>> begin Record set

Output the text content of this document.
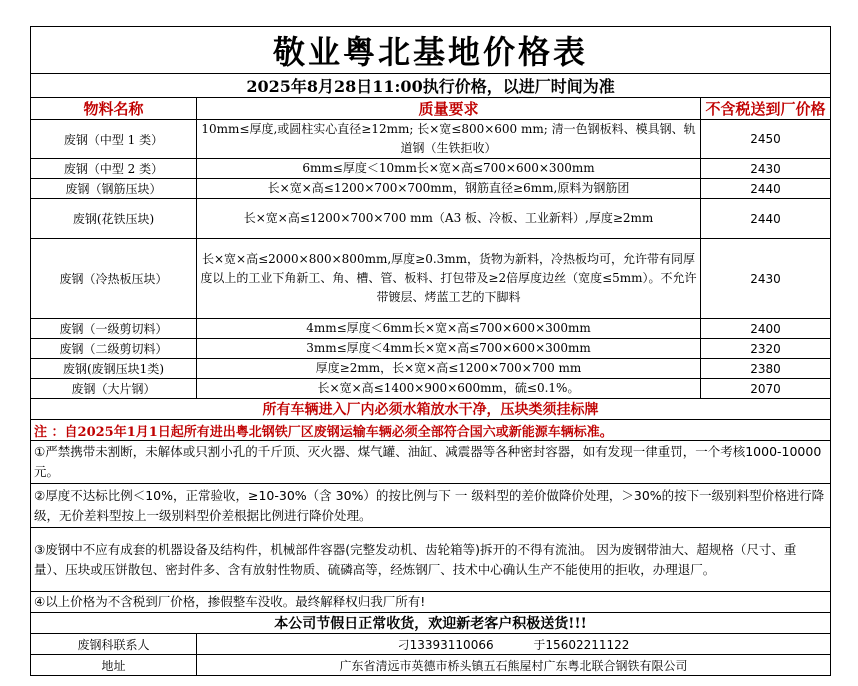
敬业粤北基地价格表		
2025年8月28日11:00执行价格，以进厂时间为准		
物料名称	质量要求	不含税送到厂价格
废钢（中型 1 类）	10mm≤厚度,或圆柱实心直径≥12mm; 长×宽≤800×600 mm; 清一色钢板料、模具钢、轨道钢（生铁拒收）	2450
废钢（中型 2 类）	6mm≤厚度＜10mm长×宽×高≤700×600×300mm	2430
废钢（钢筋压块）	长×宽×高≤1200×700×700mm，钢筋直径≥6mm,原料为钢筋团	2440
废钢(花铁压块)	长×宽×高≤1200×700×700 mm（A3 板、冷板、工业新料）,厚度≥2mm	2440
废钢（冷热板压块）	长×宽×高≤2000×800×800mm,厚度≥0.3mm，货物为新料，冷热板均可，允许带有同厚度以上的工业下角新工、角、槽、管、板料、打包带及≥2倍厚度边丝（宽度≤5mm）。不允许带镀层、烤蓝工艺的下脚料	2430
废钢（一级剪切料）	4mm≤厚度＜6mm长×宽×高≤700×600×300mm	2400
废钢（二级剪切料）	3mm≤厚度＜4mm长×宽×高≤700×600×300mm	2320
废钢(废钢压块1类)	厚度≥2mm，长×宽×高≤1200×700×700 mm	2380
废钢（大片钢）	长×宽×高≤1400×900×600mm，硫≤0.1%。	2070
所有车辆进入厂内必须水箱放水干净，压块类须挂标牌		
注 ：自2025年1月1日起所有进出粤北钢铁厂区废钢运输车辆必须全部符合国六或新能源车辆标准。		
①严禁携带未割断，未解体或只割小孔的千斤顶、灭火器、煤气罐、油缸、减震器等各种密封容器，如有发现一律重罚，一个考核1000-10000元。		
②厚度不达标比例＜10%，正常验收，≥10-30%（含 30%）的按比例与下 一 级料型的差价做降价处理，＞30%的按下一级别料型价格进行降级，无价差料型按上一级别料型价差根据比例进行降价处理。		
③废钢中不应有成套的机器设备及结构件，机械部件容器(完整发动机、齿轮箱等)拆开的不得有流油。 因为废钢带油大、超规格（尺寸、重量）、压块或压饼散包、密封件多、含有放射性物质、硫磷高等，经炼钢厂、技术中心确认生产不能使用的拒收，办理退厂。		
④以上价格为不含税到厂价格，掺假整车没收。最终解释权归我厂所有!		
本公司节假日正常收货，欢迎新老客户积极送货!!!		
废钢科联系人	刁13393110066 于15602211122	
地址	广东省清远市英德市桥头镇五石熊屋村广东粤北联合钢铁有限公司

>> end Record set

Request :: Copy each line exactly, and leave the pictures out of your copy.

Result ::
Output the text content of this document.
敬业粤北基地价格表		
2025年8月28日11:00执行价格，以进厂时间为准		
物料名称	质量要求	不含税送到厂价格
废钢（中型 1 类）	10mm≤厚度,或圆柱实心直径≥12mm; 长×宽≤800×600 mm; 清一色钢板料、模具钢、轨道钢（生铁拒收）	2450
废钢（中型 2 类）	6mm≤厚度＜10mm长×宽×高≤700×600×300mm	2430
废钢（钢筋压块）	长×宽×高≤1200×700×700mm，钢筋直径≥6mm,原料为钢筋团	2440
废钢(花铁压块)	长×宽×高≤1200×700×700 mm（A3 板、冷板、工业新料）,厚度≥2mm	2440
废钢（冷热板压块）	长×宽×高≤2000×800×800mm,厚度≥0.3mm，货物为新料，冷热板均可，允许带有同厚度以上的工业下角新工、角、槽、管、板料、打包带及≥2倍厚度边丝（宽度≤5mm）。不允许带镀层、烤蓝工艺的下脚料	2430
废钢（一级剪切料）	4mm≤厚度＜6mm长×宽×高≤700×600×300mm	2400
废钢（二级剪切料）	3mm≤厚度＜4mm长×宽×高≤700×600×300mm	2320
废钢(废钢压块1类)	厚度≥2mm，长×宽×高≤1200×700×700 mm	2380
废钢（大片钢）	长×宽×高≤1400×900×600mm，硫≤0.1%。	2070
所有车辆进入厂内必须水箱放水干净，压块类须挂标牌		
注 ：自2025年1月1日起所有进出粤北钢铁厂区废钢运输车辆必须全部符合国六或新能源车辆标准。		
①严禁携带未割断，未解体或只割小孔的千斤顶、灭火器、煤气罐、油缸、减震器等各种密封容器，如有发现一律重罚，一个考核1000-10000元。		
②厚度不达标比例＜10%，正常验收，≥10-30%（含 30%）的按比例与下 一 级料型的差价做降价处理，＞30%的按下一级别料型价格进行降级，无价差料型按上一级别料型价差根据比例进行降价处理。		
③废钢中不应有成套的机器设备及结构件，机械部件容器(完整发动机、齿轮箱等)拆开的不得有流油。 因为废钢带油大、超规格（尺寸、重量）、压块或压饼散包、密封件多、含有放射性物质、硫磷高等，经炼钢厂、技术中心确认生产不能使用的拒收，办理退厂。		
④以上价格为不含税到厂价格，掺假整车没收。最终解释权归我厂所有!		
本公司节假日正常收货，欢迎新老客户积极送货!!!		
废钢科联系人	刁13393110066 于15602211122	
地址	广东省清远市英德市桥头镇五石熊屋村广东粤北联合钢铁有限公司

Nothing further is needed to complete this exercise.